- TASK PROMPT
Reproduce all lines of the listing below in which the word "OUTREACH" occurs.

[Entries with figure data]
------------------------------------

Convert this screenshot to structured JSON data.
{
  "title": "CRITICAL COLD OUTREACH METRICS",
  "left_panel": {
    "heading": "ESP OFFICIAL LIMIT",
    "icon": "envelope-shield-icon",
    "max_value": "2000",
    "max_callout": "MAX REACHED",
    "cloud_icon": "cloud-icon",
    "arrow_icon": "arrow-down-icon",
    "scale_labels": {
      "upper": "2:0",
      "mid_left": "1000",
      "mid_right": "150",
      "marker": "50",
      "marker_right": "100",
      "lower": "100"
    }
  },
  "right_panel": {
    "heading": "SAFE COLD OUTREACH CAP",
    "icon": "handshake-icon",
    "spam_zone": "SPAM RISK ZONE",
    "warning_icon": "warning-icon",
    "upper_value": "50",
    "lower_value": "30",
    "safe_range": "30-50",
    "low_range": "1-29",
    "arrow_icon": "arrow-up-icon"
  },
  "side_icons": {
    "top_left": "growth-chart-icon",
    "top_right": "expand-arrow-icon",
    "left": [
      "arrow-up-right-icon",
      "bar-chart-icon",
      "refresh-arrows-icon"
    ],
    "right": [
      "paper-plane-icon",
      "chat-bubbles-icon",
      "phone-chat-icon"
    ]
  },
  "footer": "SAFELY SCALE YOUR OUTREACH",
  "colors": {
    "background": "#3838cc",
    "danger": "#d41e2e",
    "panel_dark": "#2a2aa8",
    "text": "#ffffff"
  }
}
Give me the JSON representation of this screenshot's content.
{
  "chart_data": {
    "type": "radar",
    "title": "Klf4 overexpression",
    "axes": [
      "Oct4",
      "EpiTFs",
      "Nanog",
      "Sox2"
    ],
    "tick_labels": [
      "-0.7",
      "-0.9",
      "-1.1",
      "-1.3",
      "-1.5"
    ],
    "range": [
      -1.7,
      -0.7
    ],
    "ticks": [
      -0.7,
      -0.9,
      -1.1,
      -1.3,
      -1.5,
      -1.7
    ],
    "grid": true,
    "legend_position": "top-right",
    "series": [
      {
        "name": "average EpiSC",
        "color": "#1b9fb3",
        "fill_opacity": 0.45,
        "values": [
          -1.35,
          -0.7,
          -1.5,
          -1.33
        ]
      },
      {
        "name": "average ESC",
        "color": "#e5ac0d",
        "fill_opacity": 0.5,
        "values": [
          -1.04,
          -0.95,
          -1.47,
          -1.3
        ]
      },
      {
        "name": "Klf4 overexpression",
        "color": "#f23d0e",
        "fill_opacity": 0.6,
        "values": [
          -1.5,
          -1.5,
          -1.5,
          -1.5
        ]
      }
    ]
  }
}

------------------------------------

- CORRECT OUTPUT
  "title": "CRITICAL COLD OUTREACH METRICS",
    "heading": "SAFE COLD OUTREACH CAP",
  "footer": "SAFELY SCALE YOUR OUTREACH",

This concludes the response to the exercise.